(begin)

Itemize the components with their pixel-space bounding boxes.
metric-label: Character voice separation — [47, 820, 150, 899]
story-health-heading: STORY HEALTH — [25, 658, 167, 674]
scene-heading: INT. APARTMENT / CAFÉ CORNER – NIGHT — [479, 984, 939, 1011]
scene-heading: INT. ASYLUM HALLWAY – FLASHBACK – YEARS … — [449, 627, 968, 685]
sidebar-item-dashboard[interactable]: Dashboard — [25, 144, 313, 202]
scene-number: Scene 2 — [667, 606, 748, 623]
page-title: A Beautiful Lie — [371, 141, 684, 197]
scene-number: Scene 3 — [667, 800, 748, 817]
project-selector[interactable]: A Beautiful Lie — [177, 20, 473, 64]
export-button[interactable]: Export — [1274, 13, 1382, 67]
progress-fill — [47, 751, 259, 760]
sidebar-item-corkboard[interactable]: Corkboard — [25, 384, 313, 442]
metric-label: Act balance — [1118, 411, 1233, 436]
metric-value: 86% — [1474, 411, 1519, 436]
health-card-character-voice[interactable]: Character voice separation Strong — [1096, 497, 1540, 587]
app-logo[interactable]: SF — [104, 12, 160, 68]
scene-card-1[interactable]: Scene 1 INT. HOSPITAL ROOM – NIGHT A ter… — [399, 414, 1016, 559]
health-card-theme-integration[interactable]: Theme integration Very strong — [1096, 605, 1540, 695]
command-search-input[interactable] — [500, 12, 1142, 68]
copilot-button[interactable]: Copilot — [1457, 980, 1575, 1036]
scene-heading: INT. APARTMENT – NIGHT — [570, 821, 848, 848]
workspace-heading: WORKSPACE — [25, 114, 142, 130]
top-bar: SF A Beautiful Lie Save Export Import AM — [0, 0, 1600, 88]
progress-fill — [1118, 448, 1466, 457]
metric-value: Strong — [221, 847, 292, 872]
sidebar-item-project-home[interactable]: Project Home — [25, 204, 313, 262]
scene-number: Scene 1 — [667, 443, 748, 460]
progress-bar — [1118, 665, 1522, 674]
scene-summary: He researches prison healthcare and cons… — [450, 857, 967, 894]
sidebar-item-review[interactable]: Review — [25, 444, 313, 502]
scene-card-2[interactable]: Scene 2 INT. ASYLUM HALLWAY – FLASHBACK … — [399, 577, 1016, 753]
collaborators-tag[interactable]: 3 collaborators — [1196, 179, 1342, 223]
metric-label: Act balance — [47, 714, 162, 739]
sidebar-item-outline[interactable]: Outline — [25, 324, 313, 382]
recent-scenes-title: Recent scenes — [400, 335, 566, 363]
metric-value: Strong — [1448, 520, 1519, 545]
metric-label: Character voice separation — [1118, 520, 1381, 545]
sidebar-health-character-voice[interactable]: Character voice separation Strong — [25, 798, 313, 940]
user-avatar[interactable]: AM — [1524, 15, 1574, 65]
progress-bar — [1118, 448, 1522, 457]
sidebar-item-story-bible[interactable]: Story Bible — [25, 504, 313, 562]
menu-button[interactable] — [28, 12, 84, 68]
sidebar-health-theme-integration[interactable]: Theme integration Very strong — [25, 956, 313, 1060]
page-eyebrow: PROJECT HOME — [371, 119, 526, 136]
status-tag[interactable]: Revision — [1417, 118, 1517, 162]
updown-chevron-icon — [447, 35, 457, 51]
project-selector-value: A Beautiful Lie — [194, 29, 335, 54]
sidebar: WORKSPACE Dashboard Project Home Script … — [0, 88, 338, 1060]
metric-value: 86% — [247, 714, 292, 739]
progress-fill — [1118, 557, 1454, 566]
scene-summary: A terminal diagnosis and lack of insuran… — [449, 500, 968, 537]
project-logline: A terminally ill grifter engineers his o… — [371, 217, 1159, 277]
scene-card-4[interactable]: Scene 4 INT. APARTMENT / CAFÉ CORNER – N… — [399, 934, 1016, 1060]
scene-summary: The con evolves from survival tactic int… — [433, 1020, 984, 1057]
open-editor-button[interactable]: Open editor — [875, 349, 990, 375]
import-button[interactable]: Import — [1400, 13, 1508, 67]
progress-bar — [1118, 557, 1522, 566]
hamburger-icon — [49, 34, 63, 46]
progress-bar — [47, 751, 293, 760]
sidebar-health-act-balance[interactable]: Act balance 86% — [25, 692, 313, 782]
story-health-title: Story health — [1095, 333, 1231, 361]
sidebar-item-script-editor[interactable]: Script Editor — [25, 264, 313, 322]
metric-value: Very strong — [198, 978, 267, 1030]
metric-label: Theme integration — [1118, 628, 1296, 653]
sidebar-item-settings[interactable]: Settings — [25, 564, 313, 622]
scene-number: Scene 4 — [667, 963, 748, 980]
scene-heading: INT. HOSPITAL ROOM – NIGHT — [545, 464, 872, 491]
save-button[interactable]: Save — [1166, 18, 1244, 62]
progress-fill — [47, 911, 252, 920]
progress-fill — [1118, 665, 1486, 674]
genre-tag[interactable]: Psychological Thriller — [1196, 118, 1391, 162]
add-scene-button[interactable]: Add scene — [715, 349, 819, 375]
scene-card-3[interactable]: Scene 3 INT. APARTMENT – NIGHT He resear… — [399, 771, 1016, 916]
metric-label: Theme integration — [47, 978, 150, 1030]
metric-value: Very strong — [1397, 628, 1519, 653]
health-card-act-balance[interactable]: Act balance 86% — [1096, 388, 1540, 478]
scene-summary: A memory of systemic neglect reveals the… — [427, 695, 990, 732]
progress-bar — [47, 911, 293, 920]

(end)
(begin)

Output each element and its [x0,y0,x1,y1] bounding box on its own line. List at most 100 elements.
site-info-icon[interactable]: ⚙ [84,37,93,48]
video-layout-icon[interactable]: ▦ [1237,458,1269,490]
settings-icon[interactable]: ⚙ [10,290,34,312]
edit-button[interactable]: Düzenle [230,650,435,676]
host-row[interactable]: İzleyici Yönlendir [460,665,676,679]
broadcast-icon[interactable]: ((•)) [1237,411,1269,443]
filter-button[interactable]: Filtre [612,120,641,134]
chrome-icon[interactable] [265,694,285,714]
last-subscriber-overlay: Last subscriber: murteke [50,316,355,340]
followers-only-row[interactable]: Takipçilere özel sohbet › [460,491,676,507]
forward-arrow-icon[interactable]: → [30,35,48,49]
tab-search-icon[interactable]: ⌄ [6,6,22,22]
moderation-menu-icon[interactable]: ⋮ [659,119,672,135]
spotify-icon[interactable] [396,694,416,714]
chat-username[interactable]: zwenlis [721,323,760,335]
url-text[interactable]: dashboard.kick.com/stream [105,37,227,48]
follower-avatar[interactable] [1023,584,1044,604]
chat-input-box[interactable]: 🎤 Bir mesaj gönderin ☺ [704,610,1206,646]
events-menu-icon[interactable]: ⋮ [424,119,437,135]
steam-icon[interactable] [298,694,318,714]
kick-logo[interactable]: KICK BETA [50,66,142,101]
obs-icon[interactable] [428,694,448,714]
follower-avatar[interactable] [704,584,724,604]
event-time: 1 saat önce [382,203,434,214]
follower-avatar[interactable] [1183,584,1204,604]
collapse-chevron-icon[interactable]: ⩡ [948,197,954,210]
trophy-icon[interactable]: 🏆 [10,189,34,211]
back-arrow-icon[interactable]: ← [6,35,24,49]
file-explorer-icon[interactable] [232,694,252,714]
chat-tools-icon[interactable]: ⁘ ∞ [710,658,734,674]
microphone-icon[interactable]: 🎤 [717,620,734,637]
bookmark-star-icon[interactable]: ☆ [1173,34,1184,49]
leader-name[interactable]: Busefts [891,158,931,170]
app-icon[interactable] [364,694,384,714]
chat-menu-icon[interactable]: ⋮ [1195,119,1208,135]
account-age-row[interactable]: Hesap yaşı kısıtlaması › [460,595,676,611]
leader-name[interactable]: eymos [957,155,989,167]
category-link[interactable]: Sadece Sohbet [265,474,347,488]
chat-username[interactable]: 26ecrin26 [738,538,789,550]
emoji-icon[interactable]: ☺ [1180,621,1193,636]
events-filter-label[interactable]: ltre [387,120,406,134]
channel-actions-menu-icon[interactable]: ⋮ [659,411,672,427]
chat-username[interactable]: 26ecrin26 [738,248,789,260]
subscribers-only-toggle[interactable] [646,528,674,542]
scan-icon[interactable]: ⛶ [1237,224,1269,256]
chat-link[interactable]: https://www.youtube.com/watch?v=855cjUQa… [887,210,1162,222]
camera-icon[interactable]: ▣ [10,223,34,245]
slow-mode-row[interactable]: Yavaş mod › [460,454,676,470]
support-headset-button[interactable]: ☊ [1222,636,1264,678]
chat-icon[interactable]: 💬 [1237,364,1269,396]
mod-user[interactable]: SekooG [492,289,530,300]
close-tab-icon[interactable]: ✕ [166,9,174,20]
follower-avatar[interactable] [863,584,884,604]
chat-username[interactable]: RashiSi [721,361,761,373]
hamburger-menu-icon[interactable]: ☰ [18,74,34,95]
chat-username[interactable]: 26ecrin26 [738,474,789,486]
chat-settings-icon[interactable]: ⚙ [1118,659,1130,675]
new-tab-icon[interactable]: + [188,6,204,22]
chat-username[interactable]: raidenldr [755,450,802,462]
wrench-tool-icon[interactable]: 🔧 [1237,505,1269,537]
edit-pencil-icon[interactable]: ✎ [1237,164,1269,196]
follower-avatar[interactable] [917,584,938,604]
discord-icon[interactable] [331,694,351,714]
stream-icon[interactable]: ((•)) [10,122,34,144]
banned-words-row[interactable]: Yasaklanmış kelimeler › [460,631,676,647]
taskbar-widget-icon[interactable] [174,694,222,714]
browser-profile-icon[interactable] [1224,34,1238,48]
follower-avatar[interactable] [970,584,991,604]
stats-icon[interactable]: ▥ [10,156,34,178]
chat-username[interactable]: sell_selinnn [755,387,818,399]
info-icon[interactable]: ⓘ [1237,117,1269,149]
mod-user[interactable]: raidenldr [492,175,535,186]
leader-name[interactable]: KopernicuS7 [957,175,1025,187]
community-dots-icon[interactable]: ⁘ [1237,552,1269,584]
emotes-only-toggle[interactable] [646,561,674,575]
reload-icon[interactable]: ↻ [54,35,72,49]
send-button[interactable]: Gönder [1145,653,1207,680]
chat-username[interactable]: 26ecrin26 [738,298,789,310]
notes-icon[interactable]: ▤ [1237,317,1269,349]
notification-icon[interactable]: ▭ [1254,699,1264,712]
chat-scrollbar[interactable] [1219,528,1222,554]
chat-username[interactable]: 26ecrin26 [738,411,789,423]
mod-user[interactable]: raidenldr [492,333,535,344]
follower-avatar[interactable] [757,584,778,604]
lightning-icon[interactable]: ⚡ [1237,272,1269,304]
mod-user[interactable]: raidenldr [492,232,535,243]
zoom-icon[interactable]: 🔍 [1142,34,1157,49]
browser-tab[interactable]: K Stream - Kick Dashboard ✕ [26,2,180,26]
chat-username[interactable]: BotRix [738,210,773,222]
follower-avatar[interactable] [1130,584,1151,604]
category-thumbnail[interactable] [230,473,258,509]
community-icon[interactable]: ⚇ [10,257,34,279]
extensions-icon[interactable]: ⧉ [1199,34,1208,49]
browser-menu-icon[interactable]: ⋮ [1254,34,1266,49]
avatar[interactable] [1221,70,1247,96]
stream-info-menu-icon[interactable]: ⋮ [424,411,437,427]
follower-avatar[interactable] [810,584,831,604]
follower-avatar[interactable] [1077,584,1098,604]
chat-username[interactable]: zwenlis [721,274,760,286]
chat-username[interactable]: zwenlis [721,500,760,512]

(end)

--- THE EXERCISE ---
Write out verbatim the lines of the listing between the line holding "Itemize the components" and the line holding "page-title: A Beautiful", inclusive.

--- WORKED SOLUTION ---
Itemize the components with their pixel-space bounding boxes.
metric-label: Character voice separation — [47, 820, 150, 899]
story-health-heading: STORY HEALTH — [25, 658, 167, 674]
scene-heading: INT. APARTMENT / CAFÉ CORNER – NIGHT — [479, 984, 939, 1011]
scene-heading: INT. ASYLUM HALLWAY – FLASHBACK – YEARS … — [449, 627, 968, 685]
sidebar-item-dashboard[interactable]: Dashboard — [25, 144, 313, 202]
scene-number: Scene 2 — [667, 606, 748, 623]
page-title: A Beautiful Lie — [371, 141, 684, 197]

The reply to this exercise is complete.